[Data for this task]
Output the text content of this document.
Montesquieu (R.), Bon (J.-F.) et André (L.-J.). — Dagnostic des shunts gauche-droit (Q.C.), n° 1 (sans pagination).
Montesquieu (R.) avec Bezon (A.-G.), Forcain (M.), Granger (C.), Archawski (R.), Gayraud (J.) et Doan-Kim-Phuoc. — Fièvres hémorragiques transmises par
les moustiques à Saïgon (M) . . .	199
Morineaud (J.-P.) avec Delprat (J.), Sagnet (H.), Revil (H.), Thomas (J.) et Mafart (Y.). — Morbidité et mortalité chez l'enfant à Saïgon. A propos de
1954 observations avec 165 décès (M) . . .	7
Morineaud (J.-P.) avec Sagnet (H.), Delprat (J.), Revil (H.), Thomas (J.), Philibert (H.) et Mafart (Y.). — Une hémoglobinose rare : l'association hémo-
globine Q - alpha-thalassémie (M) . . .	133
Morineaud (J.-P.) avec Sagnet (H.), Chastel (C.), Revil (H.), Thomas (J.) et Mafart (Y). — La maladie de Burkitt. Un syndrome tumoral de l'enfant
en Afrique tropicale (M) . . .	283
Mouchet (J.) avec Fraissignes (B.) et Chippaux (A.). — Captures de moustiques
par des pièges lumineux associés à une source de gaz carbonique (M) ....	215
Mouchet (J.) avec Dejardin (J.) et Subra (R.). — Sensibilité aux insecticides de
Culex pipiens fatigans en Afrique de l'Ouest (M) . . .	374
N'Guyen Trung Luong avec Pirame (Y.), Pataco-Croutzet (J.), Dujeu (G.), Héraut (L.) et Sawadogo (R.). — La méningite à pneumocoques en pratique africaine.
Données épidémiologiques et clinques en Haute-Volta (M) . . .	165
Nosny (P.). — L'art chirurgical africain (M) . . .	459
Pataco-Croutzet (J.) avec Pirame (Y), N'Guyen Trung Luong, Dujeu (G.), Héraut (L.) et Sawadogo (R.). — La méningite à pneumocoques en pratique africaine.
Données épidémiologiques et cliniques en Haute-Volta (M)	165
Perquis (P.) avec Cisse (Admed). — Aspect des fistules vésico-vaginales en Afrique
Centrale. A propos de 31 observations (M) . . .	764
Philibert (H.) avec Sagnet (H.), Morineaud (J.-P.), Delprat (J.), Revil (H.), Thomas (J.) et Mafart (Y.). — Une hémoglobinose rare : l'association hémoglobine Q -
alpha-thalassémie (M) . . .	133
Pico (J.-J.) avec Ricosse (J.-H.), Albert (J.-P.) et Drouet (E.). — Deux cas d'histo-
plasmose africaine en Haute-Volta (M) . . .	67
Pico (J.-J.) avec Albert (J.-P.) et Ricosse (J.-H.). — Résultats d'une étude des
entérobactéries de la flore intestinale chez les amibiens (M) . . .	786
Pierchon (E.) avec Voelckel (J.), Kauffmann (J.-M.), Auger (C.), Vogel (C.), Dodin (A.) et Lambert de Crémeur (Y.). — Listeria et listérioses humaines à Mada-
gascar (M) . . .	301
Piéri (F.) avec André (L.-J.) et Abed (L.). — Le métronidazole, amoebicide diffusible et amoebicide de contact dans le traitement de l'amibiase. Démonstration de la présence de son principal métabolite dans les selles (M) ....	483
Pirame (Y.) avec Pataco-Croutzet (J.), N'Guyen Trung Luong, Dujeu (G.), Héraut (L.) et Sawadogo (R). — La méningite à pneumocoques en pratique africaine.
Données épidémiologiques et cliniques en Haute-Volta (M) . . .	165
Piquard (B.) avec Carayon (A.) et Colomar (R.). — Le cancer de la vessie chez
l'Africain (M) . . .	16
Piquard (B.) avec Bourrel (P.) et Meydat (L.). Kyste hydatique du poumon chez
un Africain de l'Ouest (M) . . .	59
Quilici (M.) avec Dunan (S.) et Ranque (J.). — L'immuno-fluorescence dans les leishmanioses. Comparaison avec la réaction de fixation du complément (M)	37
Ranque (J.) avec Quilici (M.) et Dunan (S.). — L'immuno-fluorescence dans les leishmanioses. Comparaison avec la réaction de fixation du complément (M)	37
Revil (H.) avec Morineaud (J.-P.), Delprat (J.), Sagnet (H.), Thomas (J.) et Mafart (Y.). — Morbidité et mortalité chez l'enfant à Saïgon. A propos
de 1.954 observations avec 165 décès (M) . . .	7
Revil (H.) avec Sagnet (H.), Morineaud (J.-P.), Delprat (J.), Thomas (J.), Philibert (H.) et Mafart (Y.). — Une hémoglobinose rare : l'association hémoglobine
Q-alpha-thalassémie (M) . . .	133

[What is needed] Output all of the data again. Match it exactly.

[Task solution]
Output the text content of this document.
Montesquieu (R.), Bon (J.-F.) et André (L.-J.). — Dagnostic des shunts gauche-droit (Q.C.), n° 1 (sans pagination).
Montesquieu (R.) avec Bezon (A.-G.), Forcain (M.), Granger (C.), Archawski (R.), Gayraud (J.) et Doan-Kim-Phuoc. — Fièvres hémorragiques transmises par
les moustiques à Saïgon (M) . . .	199
Morineaud (J.-P.) avec Delprat (J.), Sagnet (H.), Revil (H.), Thomas (J.) et Mafart (Y.). — Morbidité et mortalité chez l'enfant à Saïgon. A propos de
1954 observations avec 165 décès (M) . . .	7
Morineaud (J.-P.) avec Sagnet (H.), Delprat (J.), Revil (H.), Thomas (J.), Philibert (H.) et Mafart (Y.). — Une hémoglobinose rare : l'association hémo-
globine Q - alpha-thalassémie (M) . . .	133
Morineaud (J.-P.) avec Sagnet (H.), Chastel (C.), Revil (H.), Thomas (J.) et Mafart (Y). — La maladie de Burkitt. Un syndrome tumoral de l'enfant
en Afrique tropicale (M) . . .	283
Mouchet (J.) avec Fraissignes (B.) et Chippaux (A.). — Captures de moustiques
par des pièges lumineux associés à une source de gaz carbonique (M) ....	215
Mouchet (J.) avec Dejardin (J.) et Subra (R.). — Sensibilité aux insecticides de
Culex pipiens fatigans en Afrique de l'Ouest (M) . . .	374
N'Guyen Trung Luong avec Pirame (Y.), Pataco-Croutzet (J.), Dujeu (G.), Héraut (L.) et Sawadogo (R.). — La méningite à pneumocoques en pratique africaine.
Données épidémiologiques et clinques en Haute-Volta (M) . . .	165
Nosny (P.). — L'art chirurgical africain (M) . . .	459
Pataco-Croutzet (J.) avec Pirame (Y), N'Guyen Trung Luong, Dujeu (G.), Héraut (L.) et Sawadogo (R.). — La méningite à pneumocoques en pratique africaine.
Données épidémiologiques et cliniques en Haute-Volta (M)	165
Perquis (P.) avec Cisse (Admed). — Aspect des fistules vésico-vaginales en Afrique
Centrale. A propos de 31 observations (M) . . .	764
Philibert (H.) avec Sagnet (H.), Morineaud (J.-P.), Delprat (J.), Revil (H.), Thomas (J.) et Mafart (Y.). — Une hémoglobinose rare : l'association hémoglobine Q -
alpha-thalassémie (M) . . .	133
Pico (J.-J.) avec Ricosse (J.-H.), Albert (J.-P.) et Drouet (E.). — Deux cas d'histo-
plasmose africaine en Haute-Volta (M) . . .	67
Pico (J.-J.) avec Albert (J.-P.) et Ricosse (J.-H.). — Résultats d'une étude des
entérobactéries de la flore intestinale chez les amibiens (M) . . .	786
Pierchon (E.) avec Voelckel (J.), Kauffmann (J.-M.), Auger (C.), Vogel (C.), Dodin (A.) et Lambert de Crémeur (Y.). — Listeria et listérioses humaines à Mada-
gascar (M) . . .	301
Piéri (F.) avec André (L.-J.) et Abed (L.). — Le métronidazole, amoebicide diffusible et amoebicide de contact dans le traitement de l'amibiase. Démonstration de la présence de son principal métabolite dans les selles (M) ....	483
Pirame (Y.) avec Pataco-Croutzet (J.), N'Guyen Trung Luong, Dujeu (G.), Héraut (L.) et Sawadogo (R). — La méningite à pneumocoques en pratique africaine.
Données épidémiologiques et cliniques en Haute-Volta (M) . . .	165
Piquard (B.) avec Carayon (A.) et Colomar (R.). — Le cancer de la vessie chez
l'Africain (M) . . .	16
Piquard (B.) avec Bourrel (P.) et Meydat (L.). Kyste hydatique du poumon chez
un Africain de l'Ouest (M) . . .	59
Quilici (M.) avec Dunan (S.) et Ranque (J.). — L'immuno-fluorescence dans les leishmanioses. Comparaison avec la réaction de fixation du complément (M)	37
Ranque (J.) avec Quilici (M.) et Dunan (S.). — L'immuno-fluorescence dans les leishmanioses. Comparaison avec la réaction de fixation du complément (M)	37
Revil (H.) avec Morineaud (J.-P.), Delprat (J.), Sagnet (H.), Thomas (J.) et Mafart (Y.). — Morbidité et mortalité chez l'enfant à Saïgon. A propos
de 1.954 observations avec 165 décès (M) . . .	7
Revil (H.) avec Sagnet (H.), Morineaud (J.-P.), Delprat (J.), Thomas (J.), Philibert (H.) et Mafart (Y.). — Une hémoglobinose rare : l'association hémoglobine
Q-alpha-thalassémie (M) . . .	133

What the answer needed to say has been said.